§ WHAT YOU NEED TO DO: Please output only the lines that run from the line containing "Give me a plain-text" through the end of the material below, exactly.

Data records:

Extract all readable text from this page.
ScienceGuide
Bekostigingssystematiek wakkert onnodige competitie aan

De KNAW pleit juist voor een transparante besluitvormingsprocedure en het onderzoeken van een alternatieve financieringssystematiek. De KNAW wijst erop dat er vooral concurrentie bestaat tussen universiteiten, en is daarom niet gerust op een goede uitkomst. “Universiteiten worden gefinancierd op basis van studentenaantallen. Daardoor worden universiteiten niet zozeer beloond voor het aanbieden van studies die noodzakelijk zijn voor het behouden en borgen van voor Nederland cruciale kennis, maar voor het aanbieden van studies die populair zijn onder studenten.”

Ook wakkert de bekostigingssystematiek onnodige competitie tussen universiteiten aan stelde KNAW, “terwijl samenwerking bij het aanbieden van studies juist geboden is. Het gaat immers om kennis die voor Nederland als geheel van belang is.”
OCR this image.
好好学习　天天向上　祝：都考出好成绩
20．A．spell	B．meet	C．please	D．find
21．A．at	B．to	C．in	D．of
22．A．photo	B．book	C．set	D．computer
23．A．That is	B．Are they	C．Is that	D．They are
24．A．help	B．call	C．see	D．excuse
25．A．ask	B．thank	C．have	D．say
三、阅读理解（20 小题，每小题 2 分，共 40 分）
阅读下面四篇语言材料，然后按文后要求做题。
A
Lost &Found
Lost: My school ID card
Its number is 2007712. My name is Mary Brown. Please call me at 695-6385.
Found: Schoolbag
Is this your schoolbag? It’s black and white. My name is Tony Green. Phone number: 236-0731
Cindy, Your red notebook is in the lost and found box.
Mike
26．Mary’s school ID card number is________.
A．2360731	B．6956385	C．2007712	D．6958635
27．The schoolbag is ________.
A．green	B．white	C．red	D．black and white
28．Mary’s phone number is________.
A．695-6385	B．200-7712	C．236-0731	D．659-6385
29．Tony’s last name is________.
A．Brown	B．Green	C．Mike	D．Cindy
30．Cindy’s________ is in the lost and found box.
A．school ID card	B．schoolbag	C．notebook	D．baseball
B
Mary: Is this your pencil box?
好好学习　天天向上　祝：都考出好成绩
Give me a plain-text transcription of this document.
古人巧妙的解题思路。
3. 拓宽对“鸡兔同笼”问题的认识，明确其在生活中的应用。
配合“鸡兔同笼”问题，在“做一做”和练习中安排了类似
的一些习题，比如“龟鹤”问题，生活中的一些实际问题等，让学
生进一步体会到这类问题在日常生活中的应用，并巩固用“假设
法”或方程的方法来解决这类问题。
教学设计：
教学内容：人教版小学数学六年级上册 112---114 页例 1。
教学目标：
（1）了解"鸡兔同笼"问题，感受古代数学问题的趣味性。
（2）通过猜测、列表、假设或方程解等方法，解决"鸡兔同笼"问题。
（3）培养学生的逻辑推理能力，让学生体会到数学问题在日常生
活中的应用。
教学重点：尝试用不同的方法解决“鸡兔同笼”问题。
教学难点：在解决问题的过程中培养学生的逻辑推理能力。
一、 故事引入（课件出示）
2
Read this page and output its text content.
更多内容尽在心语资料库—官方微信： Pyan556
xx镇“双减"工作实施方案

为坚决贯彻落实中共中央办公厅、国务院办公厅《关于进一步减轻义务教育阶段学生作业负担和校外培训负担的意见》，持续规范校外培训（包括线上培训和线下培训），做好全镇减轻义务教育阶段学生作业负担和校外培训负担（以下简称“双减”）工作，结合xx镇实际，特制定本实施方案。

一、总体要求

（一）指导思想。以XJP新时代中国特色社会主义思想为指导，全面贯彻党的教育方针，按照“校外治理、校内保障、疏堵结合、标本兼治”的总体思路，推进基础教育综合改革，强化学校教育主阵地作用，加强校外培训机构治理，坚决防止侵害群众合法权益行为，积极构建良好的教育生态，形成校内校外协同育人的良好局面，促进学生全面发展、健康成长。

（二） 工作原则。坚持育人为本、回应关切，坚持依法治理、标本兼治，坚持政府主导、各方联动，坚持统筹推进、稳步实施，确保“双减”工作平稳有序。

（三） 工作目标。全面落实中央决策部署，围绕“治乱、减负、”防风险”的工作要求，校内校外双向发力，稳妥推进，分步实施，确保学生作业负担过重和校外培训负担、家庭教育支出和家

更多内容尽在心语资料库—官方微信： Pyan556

§ ANSWER TO THE TASK:
Give me a plain-text transcription of this document.
古人巧妙的解题思路。
3. 拓宽对“鸡兔同笼”问题的认识，明确其在生活中的应用。
配合“鸡兔同笼”问题，在“做一做”和练习中安排了类似
的一些习题，比如“龟鹤”问题，生活中的一些实际问题等，让学
生进一步体会到这类问题在日常生活中的应用，并巩固用“假设
法”或方程的方法来解决这类问题。
教学设计：
教学内容：人教版小学数学六年级上册 112---114 页例 1。
教学目标：
（1）了解"鸡兔同笼"问题，感受古代数学问题的趣味性。
（2）通过猜测、列表、假设或方程解等方法，解决"鸡兔同笼"问题。
（3）培养学生的逻辑推理能力，让学生体会到数学问题在日常生
活中的应用。
教学重点：尝试用不同的方法解决“鸡兔同笼”问题。
教学难点：在解决问题的过程中培养学生的逻辑推理能力。
一、 故事引入（课件出示）
2
Read this page and output its text content.
更多内容尽在心语资料库—官方微信： Pyan556
xx镇“双减"工作实施方案

为坚决贯彻落实中共中央办公厅、国务院办公厅《关于进一步减轻义务教育阶段学生作业负担和校外培训负担的意见》，持续规范校外培训（包括线上培训和线下培训），做好全镇减轻义务教育阶段学生作业负担和校外培训负担（以下简称“双减”）工作，结合xx镇实际，特制定本实施方案。

一、总体要求

（一）指导思想。以XJP新时代中国特色社会主义思想为指导，全面贯彻党的教育方针，按照“校外治理、校内保障、疏堵结合、标本兼治”的总体思路，推进基础教育综合改革，强化学校教育主阵地作用，加强校外培训机构治理，坚决防止侵害群众合法权益行为，积极构建良好的教育生态，形成校内校外协同育人的良好局面，促进学生全面发展、健康成长。

（二） 工作原则。坚持育人为本、回应关切，坚持依法治理、标本兼治，坚持政府主导、各方联动，坚持统筹推进、稳步实施，确保“双减”工作平稳有序。

（三） 工作目标。全面落实中央决策部署，围绕“治乱、减负、”防风险”的工作要求，校内校外双向发力，稳妥推进，分步实施，确保学生作业负担过重和校外培训负担、家庭教育支出和家

更多内容尽在心语资料库—官方微信： Pyan556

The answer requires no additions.